EXERCISE OBJECTIVE:
Where a line holds the string "attention", return that line.
start RECORDS SUPPLIED
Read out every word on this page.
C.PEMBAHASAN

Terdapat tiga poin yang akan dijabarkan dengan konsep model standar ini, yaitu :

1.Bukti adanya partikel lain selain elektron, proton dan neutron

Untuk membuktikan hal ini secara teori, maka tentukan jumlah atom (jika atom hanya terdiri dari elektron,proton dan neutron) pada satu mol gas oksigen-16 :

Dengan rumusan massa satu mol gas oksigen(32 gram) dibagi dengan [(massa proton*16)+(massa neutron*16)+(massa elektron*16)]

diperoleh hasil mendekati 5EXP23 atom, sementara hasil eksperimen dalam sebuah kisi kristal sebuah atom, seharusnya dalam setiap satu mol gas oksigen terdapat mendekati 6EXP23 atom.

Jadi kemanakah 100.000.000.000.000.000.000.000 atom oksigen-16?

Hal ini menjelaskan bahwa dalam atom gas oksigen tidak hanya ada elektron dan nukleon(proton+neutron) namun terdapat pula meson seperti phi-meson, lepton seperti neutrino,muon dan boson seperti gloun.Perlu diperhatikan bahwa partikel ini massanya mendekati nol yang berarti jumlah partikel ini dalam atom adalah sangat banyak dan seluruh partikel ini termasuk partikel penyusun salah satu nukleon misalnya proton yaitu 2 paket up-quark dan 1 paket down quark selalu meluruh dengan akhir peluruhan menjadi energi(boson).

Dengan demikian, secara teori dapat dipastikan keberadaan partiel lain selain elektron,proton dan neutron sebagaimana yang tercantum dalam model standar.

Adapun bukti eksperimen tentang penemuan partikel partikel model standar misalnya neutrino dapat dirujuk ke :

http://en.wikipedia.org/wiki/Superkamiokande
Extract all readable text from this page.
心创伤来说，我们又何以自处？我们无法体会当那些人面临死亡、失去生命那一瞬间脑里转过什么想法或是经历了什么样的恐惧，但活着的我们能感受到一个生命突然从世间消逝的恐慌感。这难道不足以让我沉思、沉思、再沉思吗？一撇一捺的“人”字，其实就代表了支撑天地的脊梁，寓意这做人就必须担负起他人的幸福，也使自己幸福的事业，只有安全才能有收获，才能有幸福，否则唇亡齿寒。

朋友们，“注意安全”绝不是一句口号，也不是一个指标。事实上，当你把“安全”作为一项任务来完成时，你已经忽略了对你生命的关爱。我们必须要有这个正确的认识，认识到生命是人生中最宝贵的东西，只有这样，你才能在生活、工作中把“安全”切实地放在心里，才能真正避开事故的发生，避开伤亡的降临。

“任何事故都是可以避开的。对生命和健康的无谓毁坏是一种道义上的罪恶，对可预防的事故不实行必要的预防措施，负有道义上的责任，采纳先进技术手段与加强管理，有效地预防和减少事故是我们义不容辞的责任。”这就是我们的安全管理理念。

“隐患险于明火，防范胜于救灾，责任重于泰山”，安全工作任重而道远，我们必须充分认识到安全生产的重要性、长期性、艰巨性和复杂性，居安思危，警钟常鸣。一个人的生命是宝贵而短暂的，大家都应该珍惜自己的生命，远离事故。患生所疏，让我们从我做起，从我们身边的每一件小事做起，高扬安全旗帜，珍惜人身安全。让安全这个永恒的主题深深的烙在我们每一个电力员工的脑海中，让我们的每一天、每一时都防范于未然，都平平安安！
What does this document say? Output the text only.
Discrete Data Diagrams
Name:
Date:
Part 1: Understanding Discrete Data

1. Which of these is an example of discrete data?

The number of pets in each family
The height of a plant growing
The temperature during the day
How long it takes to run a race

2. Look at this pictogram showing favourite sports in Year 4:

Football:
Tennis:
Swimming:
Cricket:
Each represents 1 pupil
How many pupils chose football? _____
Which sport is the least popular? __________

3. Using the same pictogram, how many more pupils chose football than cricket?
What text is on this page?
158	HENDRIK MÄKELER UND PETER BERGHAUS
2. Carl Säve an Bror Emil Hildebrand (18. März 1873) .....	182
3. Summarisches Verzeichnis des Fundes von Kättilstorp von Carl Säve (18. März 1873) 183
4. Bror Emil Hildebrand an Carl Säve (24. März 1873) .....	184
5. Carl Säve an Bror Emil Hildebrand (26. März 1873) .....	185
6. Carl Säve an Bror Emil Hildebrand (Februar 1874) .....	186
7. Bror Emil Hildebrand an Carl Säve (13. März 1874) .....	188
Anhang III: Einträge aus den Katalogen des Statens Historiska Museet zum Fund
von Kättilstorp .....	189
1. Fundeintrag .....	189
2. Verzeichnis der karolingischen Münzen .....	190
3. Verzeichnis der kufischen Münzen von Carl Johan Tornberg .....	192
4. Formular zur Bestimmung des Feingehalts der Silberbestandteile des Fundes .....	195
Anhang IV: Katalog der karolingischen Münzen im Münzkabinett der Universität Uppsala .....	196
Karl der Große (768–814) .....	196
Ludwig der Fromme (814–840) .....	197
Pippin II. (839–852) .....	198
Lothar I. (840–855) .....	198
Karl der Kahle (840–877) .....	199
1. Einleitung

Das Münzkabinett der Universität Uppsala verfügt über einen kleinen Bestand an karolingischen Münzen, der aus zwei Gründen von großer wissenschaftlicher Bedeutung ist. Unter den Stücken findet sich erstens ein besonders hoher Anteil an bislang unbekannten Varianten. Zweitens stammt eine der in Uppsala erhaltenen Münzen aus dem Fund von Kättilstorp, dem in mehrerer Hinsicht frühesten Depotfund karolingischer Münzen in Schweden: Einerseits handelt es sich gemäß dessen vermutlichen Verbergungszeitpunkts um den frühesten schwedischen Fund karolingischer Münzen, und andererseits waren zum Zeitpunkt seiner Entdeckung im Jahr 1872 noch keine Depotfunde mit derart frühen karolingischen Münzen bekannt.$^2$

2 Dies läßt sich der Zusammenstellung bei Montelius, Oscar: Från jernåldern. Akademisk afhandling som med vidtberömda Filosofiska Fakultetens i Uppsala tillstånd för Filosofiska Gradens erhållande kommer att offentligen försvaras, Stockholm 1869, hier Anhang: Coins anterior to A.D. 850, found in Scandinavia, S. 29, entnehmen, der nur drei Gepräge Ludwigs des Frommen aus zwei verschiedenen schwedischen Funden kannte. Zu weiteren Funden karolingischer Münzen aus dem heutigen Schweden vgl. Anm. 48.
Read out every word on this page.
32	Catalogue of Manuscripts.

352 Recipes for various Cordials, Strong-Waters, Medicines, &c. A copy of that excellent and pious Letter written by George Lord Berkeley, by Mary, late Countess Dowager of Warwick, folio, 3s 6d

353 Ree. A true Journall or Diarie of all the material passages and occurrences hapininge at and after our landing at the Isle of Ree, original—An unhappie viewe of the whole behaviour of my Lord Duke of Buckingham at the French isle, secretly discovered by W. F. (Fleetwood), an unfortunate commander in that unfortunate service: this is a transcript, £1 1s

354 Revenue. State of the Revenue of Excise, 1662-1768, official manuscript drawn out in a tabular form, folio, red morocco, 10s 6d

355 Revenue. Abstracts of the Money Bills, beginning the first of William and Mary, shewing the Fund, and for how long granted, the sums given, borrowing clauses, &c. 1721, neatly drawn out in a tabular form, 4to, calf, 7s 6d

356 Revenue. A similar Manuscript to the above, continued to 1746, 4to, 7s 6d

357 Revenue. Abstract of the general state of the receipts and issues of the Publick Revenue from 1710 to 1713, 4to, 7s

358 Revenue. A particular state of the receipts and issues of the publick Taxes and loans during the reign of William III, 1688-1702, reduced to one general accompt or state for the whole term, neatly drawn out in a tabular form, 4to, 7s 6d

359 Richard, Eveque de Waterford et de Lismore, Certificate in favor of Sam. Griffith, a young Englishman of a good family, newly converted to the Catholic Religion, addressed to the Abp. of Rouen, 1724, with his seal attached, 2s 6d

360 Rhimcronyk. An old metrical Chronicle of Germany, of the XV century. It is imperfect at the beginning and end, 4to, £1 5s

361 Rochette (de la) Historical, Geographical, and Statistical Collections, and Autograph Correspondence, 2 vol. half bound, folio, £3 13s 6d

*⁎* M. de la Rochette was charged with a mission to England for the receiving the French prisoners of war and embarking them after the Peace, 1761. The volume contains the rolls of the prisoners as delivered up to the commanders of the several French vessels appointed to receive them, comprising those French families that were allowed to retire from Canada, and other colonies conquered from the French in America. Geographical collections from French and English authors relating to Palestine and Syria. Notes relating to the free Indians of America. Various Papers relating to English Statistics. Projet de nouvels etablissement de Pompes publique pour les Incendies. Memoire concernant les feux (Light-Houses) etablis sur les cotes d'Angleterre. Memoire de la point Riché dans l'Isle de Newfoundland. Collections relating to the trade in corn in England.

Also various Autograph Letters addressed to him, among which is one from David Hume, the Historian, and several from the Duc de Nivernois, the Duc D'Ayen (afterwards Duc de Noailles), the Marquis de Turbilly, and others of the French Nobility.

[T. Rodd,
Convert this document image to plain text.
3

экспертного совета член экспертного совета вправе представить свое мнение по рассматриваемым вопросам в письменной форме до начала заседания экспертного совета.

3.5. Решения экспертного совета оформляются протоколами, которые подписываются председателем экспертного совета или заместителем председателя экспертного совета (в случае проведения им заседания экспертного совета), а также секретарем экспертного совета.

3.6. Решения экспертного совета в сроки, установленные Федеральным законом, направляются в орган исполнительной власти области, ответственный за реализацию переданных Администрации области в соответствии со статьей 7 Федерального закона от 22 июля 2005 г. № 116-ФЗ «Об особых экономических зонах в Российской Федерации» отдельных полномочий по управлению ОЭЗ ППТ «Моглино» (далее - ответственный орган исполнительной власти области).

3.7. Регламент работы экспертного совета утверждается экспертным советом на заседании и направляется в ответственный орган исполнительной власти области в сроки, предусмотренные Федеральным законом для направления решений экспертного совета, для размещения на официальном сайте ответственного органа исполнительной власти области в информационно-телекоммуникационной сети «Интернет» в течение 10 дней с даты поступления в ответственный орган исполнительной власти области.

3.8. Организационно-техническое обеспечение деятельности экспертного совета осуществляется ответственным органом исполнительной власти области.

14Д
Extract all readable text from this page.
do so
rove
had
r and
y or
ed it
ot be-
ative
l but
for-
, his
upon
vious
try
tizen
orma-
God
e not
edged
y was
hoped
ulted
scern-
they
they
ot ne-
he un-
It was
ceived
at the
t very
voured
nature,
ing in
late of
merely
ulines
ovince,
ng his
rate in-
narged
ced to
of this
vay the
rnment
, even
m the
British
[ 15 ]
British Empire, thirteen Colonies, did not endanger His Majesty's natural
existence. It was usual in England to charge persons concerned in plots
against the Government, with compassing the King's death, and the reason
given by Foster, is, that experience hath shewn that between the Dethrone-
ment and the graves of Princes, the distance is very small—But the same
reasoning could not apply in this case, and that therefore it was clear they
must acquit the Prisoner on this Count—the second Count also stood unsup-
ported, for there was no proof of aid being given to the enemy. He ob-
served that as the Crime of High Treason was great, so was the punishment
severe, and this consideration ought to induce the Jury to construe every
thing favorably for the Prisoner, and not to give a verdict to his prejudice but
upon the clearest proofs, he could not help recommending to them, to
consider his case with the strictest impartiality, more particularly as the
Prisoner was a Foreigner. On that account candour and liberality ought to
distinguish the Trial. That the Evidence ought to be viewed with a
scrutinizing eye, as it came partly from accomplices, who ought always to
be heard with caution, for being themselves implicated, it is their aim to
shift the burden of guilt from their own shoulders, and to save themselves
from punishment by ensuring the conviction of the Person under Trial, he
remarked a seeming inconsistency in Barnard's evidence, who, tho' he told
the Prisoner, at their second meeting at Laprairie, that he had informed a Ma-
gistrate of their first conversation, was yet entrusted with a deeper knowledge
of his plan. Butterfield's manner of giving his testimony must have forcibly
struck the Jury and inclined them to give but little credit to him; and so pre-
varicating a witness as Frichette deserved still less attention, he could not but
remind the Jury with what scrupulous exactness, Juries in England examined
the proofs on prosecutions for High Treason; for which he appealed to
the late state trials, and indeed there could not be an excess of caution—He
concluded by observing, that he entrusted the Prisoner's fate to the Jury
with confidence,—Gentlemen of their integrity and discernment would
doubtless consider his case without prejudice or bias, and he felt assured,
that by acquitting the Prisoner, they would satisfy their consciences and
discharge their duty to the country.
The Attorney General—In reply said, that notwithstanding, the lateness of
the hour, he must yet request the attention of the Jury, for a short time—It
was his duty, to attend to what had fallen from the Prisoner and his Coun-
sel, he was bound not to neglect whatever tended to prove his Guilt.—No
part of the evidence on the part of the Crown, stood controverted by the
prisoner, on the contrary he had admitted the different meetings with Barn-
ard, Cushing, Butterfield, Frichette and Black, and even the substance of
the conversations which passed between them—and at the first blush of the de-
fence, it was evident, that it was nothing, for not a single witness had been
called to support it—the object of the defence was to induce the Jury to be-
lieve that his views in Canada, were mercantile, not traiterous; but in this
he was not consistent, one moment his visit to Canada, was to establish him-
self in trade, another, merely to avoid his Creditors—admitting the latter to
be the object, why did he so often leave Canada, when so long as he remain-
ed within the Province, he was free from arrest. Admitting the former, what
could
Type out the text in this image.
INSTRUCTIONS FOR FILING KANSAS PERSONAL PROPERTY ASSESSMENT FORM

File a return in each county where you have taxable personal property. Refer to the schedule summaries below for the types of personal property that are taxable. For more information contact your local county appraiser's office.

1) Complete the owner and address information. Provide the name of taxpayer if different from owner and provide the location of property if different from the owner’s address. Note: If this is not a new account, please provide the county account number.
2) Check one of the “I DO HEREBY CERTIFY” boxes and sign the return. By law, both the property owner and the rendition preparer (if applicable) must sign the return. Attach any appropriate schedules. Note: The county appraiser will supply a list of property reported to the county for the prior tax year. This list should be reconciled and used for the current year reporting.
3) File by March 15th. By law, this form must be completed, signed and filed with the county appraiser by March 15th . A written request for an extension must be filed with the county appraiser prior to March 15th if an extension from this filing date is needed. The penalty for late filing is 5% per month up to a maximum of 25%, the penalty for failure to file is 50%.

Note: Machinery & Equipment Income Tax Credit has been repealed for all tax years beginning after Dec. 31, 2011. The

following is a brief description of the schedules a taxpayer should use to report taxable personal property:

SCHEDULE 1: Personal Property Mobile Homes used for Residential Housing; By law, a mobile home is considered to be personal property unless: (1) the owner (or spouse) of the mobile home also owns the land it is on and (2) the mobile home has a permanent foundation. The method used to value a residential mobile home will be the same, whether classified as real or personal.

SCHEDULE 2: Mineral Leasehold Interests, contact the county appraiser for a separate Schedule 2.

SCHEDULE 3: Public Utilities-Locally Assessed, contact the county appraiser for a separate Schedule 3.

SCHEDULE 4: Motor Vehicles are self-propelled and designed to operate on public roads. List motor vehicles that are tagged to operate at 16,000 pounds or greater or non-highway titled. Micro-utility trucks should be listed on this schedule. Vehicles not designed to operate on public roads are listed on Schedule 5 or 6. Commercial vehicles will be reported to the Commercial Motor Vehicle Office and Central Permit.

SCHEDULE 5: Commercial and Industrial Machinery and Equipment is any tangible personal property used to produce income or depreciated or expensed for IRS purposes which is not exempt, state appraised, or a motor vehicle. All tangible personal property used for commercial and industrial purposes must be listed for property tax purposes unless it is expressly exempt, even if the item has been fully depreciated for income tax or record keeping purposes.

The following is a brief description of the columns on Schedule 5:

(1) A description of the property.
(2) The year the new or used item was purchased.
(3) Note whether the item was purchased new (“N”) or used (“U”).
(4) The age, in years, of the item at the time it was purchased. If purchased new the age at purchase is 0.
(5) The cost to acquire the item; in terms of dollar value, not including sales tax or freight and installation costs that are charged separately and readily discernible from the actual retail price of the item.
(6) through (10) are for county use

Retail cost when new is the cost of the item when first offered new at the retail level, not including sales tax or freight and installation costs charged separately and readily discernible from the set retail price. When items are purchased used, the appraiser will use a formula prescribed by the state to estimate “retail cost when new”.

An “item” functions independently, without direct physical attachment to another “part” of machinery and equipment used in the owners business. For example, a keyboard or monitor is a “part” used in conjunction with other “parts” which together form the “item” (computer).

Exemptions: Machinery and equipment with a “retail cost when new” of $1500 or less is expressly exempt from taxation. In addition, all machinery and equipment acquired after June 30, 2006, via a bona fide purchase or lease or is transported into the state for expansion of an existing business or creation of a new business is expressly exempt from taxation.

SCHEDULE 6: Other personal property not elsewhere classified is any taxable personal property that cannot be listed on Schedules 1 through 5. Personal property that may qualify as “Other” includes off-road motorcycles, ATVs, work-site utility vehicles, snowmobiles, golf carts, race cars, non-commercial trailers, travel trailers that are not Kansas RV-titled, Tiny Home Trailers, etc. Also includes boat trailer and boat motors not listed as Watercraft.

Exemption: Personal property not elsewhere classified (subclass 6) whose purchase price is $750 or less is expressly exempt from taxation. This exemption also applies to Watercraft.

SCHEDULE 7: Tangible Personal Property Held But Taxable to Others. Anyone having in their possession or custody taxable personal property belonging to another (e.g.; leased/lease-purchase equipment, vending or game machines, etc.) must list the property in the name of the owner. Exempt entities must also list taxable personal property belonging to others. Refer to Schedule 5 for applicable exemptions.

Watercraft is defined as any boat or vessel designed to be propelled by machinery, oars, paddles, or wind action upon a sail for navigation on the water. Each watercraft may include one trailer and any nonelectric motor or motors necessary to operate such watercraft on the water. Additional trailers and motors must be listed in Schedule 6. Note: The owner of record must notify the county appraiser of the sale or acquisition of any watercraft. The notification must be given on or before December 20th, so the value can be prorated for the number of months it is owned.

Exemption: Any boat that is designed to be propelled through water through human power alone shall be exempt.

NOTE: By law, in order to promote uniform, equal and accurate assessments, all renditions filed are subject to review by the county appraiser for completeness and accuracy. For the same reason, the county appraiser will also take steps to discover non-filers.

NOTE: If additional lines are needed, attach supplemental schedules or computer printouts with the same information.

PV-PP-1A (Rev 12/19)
end RECORDS SUPPLIED
ANSWER IN FULL:
varicating a witness as Frichette deserved still less attention, he could not but
the hour, he must yet request the attention of the Jury, for a short time—It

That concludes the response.